● Required work
Below is some material; set it all down exactly, apart from the pictures.

Dataset entries
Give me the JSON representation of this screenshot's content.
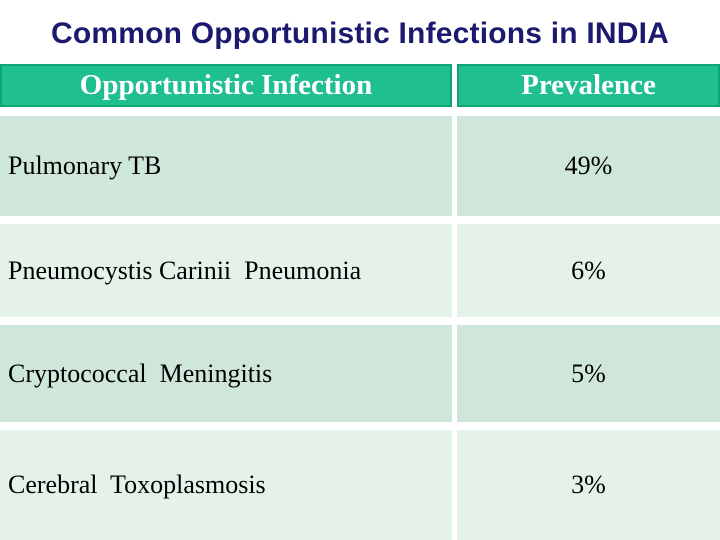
{
  "slide": {
    "title": "Common Opportunistic Infections in INDIA"
  },
  "table": {
    "columns": [
      "Opportunistic Infection",
      "Prevalence"
    ],
    "rows": [
      {
        "infection": "Pulmonary TB",
        "prevalence": "49%"
      },
      {
        "infection": "Pneumocystis Carinii  Pneumonia",
        "prevalence": "6%"
      },
      {
        "infection": "Cryptococcal  Meningitis",
        "prevalence": "5%"
      },
      {
        "infection": "Cerebral  Toxoplasmosis",
        "prevalence": "3%"
      }
    ]
  },
  "colors": {
    "background": "#ffffff",
    "title_navy": "#1b1a6e",
    "header_green": "#1fbf8f",
    "header_border": "#0ea478",
    "header_text": "#ffffff",
    "row_shade_dark": "#cfe7db",
    "row_shade_light": "#e4f2ea",
    "body_text": "#000000"
  }
}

● Reply to the task
Give me the JSON representation of this screenshot's content.
{
  "slide": {
    "title": "Common Opportunistic Infections in INDIA"
  },
  "table": {
    "columns": [
      "Opportunistic Infection",
      "Prevalence"
    ],
    "rows": [
      {
        "infection": "Pulmonary TB",
        "prevalence": "49%"
      },
      {
        "infection": "Pneumocystis Carinii  Pneumonia",
        "prevalence": "6%"
      },
      {
        "infection": "Cryptococcal  Meningitis",
        "prevalence": "5%"
      },
      {
        "infection": "Cerebral  Toxoplasmosis",
        "prevalence": "3%"
      }
    ]
  },
  "colors": {
    "background": "#ffffff",
    "title_navy": "#1b1a6e",
    "header_green": "#1fbf8f",
    "header_border": "#0ea478",
    "header_text": "#ffffff",
    "row_shade_dark": "#cfe7db",
    "row_shade_light": "#e4f2ea",
    "body_text": "#000000"
  }
}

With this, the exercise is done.